[Begin Dataset excerpts]
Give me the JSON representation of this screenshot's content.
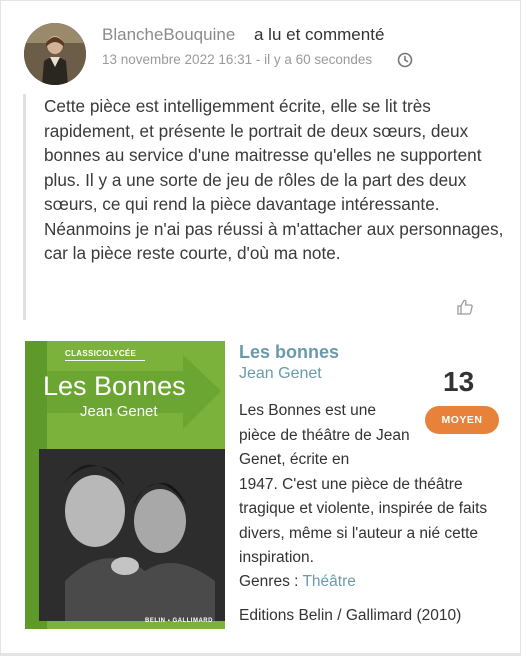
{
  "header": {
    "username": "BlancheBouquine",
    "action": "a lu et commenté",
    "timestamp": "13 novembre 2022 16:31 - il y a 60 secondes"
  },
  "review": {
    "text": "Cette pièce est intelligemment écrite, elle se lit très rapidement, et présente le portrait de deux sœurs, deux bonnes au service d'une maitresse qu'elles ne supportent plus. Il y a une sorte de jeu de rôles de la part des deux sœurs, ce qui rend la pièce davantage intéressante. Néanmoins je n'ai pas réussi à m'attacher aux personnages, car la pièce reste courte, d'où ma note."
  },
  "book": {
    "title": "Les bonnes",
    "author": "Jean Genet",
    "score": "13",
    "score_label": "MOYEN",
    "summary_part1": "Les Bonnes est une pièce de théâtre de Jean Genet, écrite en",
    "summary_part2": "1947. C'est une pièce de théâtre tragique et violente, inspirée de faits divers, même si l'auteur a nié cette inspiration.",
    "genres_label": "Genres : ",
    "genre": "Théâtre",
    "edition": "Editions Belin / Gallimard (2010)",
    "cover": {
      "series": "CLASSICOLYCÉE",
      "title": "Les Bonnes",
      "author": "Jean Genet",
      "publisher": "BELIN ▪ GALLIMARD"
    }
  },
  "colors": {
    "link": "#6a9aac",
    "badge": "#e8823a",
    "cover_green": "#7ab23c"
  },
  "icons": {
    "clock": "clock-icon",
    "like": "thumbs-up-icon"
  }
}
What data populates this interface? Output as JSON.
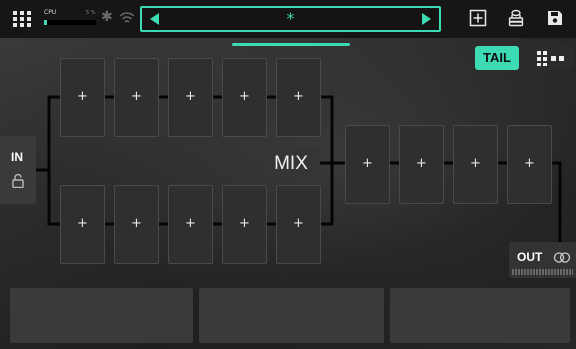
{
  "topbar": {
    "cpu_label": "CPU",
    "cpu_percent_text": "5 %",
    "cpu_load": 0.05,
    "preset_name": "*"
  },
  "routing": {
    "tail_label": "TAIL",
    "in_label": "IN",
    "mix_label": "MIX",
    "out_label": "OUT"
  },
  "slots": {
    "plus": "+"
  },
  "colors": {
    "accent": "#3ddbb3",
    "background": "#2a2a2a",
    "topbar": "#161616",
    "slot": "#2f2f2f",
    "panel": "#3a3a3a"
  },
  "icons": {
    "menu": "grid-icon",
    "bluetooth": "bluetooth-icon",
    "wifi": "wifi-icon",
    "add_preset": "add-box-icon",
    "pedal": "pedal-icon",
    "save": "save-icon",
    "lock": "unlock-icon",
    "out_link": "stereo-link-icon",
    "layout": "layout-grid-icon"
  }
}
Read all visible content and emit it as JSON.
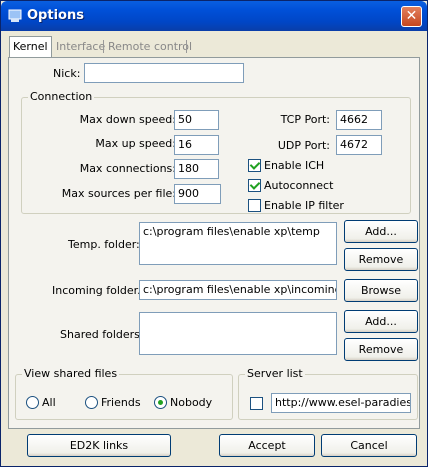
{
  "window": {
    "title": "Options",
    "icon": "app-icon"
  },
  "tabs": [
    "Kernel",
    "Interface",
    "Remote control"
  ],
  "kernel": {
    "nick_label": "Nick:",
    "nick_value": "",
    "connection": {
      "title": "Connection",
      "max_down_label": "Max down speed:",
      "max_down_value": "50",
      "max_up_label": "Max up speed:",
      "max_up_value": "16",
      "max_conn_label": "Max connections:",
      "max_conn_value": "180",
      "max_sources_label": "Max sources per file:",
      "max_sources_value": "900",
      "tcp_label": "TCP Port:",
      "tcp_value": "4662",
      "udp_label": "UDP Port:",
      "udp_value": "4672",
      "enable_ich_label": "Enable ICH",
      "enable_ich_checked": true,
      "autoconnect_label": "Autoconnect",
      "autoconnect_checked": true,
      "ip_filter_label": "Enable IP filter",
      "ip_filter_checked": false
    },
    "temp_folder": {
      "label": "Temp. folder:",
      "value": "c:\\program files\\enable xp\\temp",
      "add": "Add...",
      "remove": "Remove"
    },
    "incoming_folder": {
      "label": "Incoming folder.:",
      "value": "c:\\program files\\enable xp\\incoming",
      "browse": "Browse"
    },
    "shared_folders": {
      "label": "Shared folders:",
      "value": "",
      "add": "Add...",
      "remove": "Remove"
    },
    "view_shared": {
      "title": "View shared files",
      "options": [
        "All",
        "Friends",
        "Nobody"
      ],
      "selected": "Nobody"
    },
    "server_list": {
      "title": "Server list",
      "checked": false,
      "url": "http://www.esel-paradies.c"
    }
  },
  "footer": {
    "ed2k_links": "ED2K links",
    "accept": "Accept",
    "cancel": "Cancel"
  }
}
[End Dataset excerpts]
### Short problem
Repeat each entry precisely as it appears. Leave the pictures out.

### The answer
Give me the JSON representation of this screenshot's content.
{
  "header": {
    "username": "BlancheBouquine",
    "action": "a lu et commenté",
    "timestamp": "13 novembre 2022 16:31 - il y a 60 secondes"
  },
  "review": {
    "text": "Cette pièce est intelligemment écrite, elle se lit très rapidement, et présente le portrait de deux sœurs, deux bonnes au service d'une maitresse qu'elles ne supportent plus. Il y a une sorte de jeu de rôles de la part des deux sœurs, ce qui rend la pièce davantage intéressante. Néanmoins je n'ai pas réussi à m'attacher aux personnages, car la pièce reste courte, d'où ma note."
  },
  "book": {
    "title": "Les bonnes",
    "author": "Jean Genet",
    "score": "13",
    "score_label": "MOYEN",
    "summary_part1": "Les Bonnes est une pièce de théâtre de Jean Genet, écrite en",
    "summary_part2": "1947. C'est une pièce de théâtre tragique et violente, inspirée de faits divers, même si l'auteur a nié cette inspiration.",
    "genres_label": "Genres : ",
    "genre": "Théâtre",
    "edition": "Editions Belin / Gallimard (2010)",
    "cover": {
      "series": "CLASSICOLYCÉE",
      "title": "Les Bonnes",
      "author": "Jean Genet",
      "publisher": "BELIN ▪ GALLIMARD"
    }
  },
  "colors": {
    "link": "#6a9aac",
    "badge": "#e8823a",
    "cover_green": "#7ab23c"
  },
  "icons": {
    "clock": "clock-icon",
    "like": "thumbs-up-icon"
  }
}
What data populates this interface? Output as JSON.
{
  "topbar": {
    "cpu_label": "CPU",
    "cpu_percent_text": "5 %",
    "cpu_load": 0.05,
    "preset_name": "*"
  },
  "routing": {
    "tail_label": "TAIL",
    "in_label": "IN",
    "mix_label": "MIX",
    "out_label": "OUT"
  },
  "slots": {
    "plus": "+"
  },
  "colors": {
    "accent": "#3ddbb3",
    "background": "#2a2a2a",
    "topbar": "#161616",
    "slot": "#2f2f2f",
    "panel": "#3a3a3a"
  },
  "icons": {
    "menu": "grid-icon",
    "bluetooth": "bluetooth-icon",
    "wifi": "wifi-icon",
    "add_preset": "add-box-icon",
    "pedal": "pedal-icon",
    "save": "save-icon",
    "lock": "unlock-icon",
    "out_link": "stereo-link-icon",
    "layout": "layout-grid-icon"
  }
}
Read all visible content and emit it as JSON.
{
  "window": {
    "title": "Options",
    "icon": "app-icon"
  },
  "tabs": [
    "Kernel",
    "Interface",
    "Remote control"
  ],
  "kernel": {
    "nick_label": "Nick:",
    "nick_value": "",
    "connection": {
      "title": "Connection",
      "max_down_label": "Max down speed:",
      "max_down_value": "50",
      "max_up_label": "Max up speed:",
      "max_up_value": "16",
      "max_conn_label": "Max connections:",
      "max_conn_value": "180",
      "max_sources_label": "Max sources per file:",
      "max_sources_value": "900",
      "tcp_label": "TCP Port:",
      "tcp_value": "4662",
      "udp_label": "UDP Port:",
      "udp_value": "4672",
      "enable_ich_label": "Enable ICH",
      "enable_ich_checked": true,
      "autoconnect_label": "Autoconnect",
      "autoconnect_checked": true,
      "ip_filter_label": "Enable IP filter",
      "ip_filter_checked": false
    },
    "temp_folder": {
      "label": "Temp. folder:",
      "value": "c:\\program files\\enable xp\\temp",
      "add": "Add...",
      "remove": "Remove"
    },
    "incoming_folder": {
      "label": "Incoming folder.:",
      "value": "c:\\program files\\enable xp\\incoming",
      "browse": "Browse"
    },
    "shared_folders": {
      "label": "Shared folders:",
      "value": "",
      "add": "Add...",
      "remove": "Remove"
    },
    "view_shared": {
      "title": "View shared files",
      "options": [
        "All",
        "Friends",
        "Nobody"
      ],
      "selected": "Nobody"
    },
    "server_list": {
      "title": "Server list",
      "checked": false,
      "url": "http://www.esel-paradies.c"
    }
  },
  "footer": {
    "ed2k_links": "ED2K links",
    "accept": "Accept",
    "cancel": "Cancel"
  }
}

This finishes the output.